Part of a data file
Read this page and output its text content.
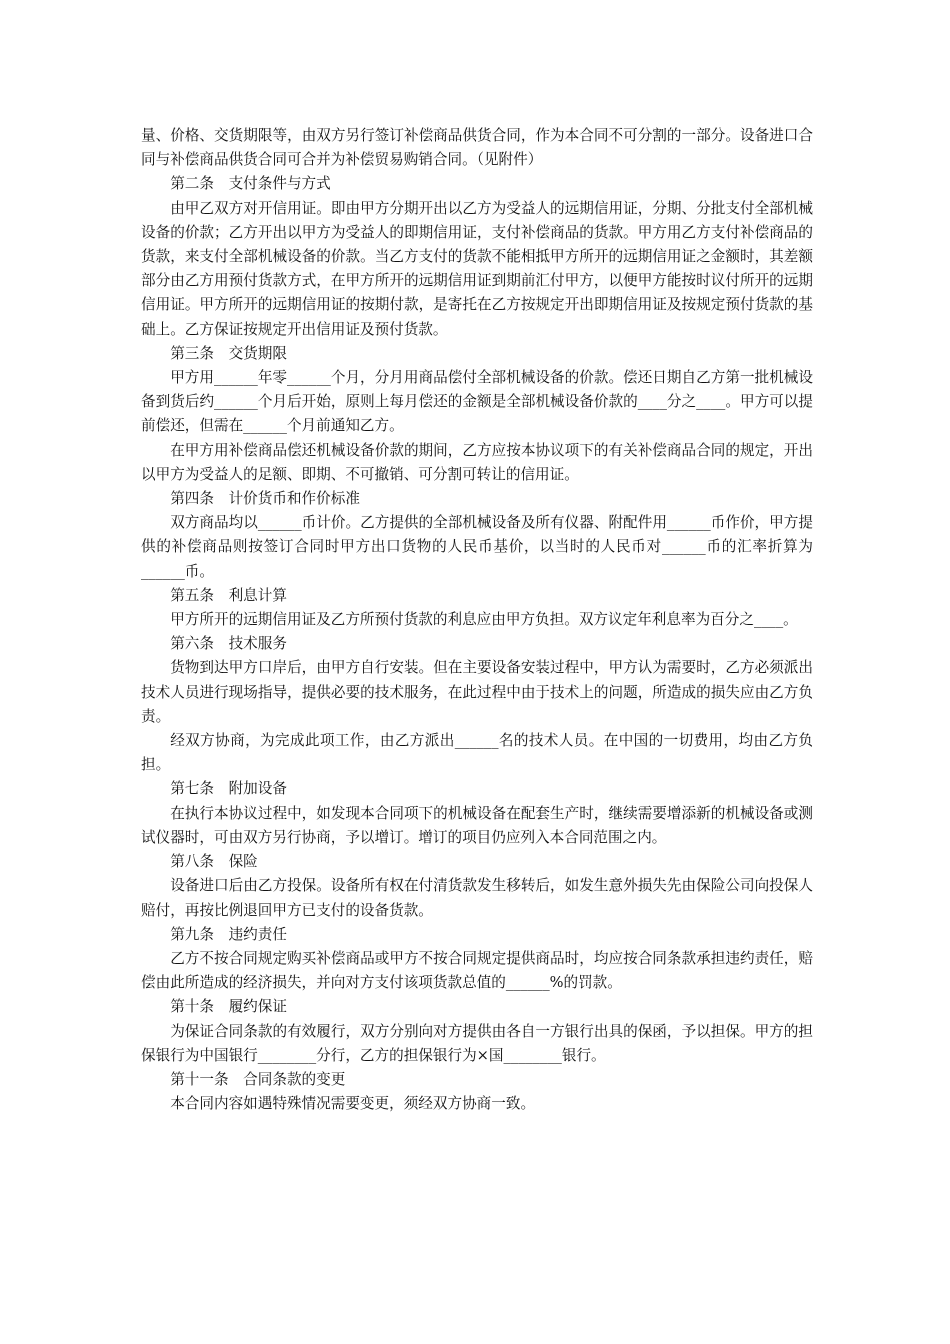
量、价格、交货期限等，由双方另行签订补偿商品供货合同，作为本合同不可分割的一部分。设备进口合同与补偿商品供货合同可合并为补偿贸易购销合同。（见附件）

第二条　支付条件与方式

由甲乙双方对开信用证。即由甲方分期开出以乙方为受益人的远期信用证，分期、分批支付全部机械设备的价款；乙方开出以甲方为受益人的即期信用证，支付补偿商品的货款。甲方用乙方支付补偿商品的货款，来支付全部机械设备的价款。当乙方支付的货款不能相抵甲方所开的远期信用证之金额时，其差额部分由乙方用预付货款方式，在甲方所开的远期信用证到期前汇付甲方，以便甲方能按时议付所开的远期信用证。甲方所开的远期信用证的按期付款，是寄托在乙方按规定开出即期信用证及按规定预付货款的基础上。乙方保证按规定开出信用证及预付货款。

第三条　交货期限

甲方用______年零______个月，分月用商品偿付全部机械设备的价款。偿还日期自乙方第一批机械设备到货后约______个月后开始，原则上每月偿还的金额是全部机械设备价款的____分之____。甲方可以提前偿还，但需在______个月前通知乙方。

在甲方用补偿商品偿还机械设备价款的期间，乙方应按本协议项下的有关补偿商品合同的规定，开出以甲方为受益人的足额、即期、不可撤销、可分割可转让的信用证。

第四条　计价货币和作价标准

双方商品均以______币计价。乙方提供的全部机械设备及所有仪器、附配件用______币作价，甲方提供的补偿商品则按签订合同时甲方出口货物的人民币基价，以当时的人民币对______币的汇率折算为______币。

第五条　利息计算

甲方所开的远期信用证及乙方所预付货款的利息应由甲方负担。双方议定年利息率为百分之____。

第六条　技术服务

货物到达甲方口岸后，由甲方自行安装。但在主要设备安装过程中，甲方认为需要时，乙方必须派出技术人员进行现场指导，提供必要的技术服务，在此过程中由于技术上的问题，所造成的损失应由乙方负责。

经双方协商，为完成此项工作，由乙方派出______名的技术人员。在中国的一切费用，均由乙方负担。

第七条　附加设备

在执行本协议过程中，如发现本合同项下的机械设备在配套生产时，继续需要增添新的机械设备或测试仪器时，可由双方另行协商，予以增订。增订的项目仍应列入本合同范围之内。

第八条　保险

设备进口后由乙方投保。设备所有权在付清货款发生移转后，如发生意外损失先由保险公司向投保人赔付，再按比例退回甲方已支付的设备货款。

第九条　违约责任

乙方不按合同规定购买补偿商品或甲方不按合同规定提供商品时，均应按合同条款承担违约责任，赔偿由此所造成的经济损失，并向对方支付该项货款总值的______%的罚款。

第十条　履约保证

为保证合同条款的有效履行，双方分别向对方提供由各自一方银行出具的保函，予以担保。甲方的担保银行为中国银行________分行，乙方的担保银行为×国________银行。

第十一条　合同条款的变更

本合同内容如遇特殊情况需要变更，须经双方协商一致。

- **Exercise**
Give every line above again exactly, with no pictures.

- **Exercise result**
Read this page and output its text content.
量、价格、交货期限等，由双方另行签订补偿商品供货合同，作为本合同不可分割的一部分。设备进口合同与补偿商品供货合同可合并为补偿贸易购销合同。（见附件）

第二条　支付条件与方式

由甲乙双方对开信用证。即由甲方分期开出以乙方为受益人的远期信用证，分期、分批支付全部机械设备的价款；乙方开出以甲方为受益人的即期信用证，支付补偿商品的货款。甲方用乙方支付补偿商品的货款，来支付全部机械设备的价款。当乙方支付的货款不能相抵甲方所开的远期信用证之金额时，其差额部分由乙方用预付货款方式，在甲方所开的远期信用证到期前汇付甲方，以便甲方能按时议付所开的远期信用证。甲方所开的远期信用证的按期付款，是寄托在乙方按规定开出即期信用证及按规定预付货款的基础上。乙方保证按规定开出信用证及预付货款。

第三条　交货期限

甲方用______年零______个月，分月用商品偿付全部机械设备的价款。偿还日期自乙方第一批机械设备到货后约______个月后开始，原则上每月偿还的金额是全部机械设备价款的____分之____。甲方可以提前偿还，但需在______个月前通知乙方。

在甲方用补偿商品偿还机械设备价款的期间，乙方应按本协议项下的有关补偿商品合同的规定，开出以甲方为受益人的足额、即期、不可撤销、可分割可转让的信用证。

第四条　计价货币和作价标准

双方商品均以______币计价。乙方提供的全部机械设备及所有仪器、附配件用______币作价，甲方提供的补偿商品则按签订合同时甲方出口货物的人民币基价，以当时的人民币对______币的汇率折算为______币。

第五条　利息计算

甲方所开的远期信用证及乙方所预付货款的利息应由甲方负担。双方议定年利息率为百分之____。

第六条　技术服务

货物到达甲方口岸后，由甲方自行安装。但在主要设备安装过程中，甲方认为需要时，乙方必须派出技术人员进行现场指导，提供必要的技术服务，在此过程中由于技术上的问题，所造成的损失应由乙方负责。

经双方协商，为完成此项工作，由乙方派出______名的技术人员。在中国的一切费用，均由乙方负担。

第七条　附加设备

在执行本协议过程中，如发现本合同项下的机械设备在配套生产时，继续需要增添新的机械设备或测试仪器时，可由双方另行协商，予以增订。增订的项目仍应列入本合同范围之内。

第八条　保险

设备进口后由乙方投保。设备所有权在付清货款发生移转后，如发生意外损失先由保险公司向投保人赔付，再按比例退回甲方已支付的设备货款。

第九条　违约责任

乙方不按合同规定购买补偿商品或甲方不按合同规定提供商品时，均应按合同条款承担违约责任，赔偿由此所造成的经济损失，并向对方支付该项货款总值的______%的罚款。

第十条　履约保证

为保证合同条款的有效履行，双方分别向对方提供由各自一方银行出具的保函，予以担保。甲方的担保银行为中国银行________分行，乙方的担保银行为×国________银行。

第十一条　合同条款的变更

本合同内容如遇特殊情况需要变更，须经双方协商一致。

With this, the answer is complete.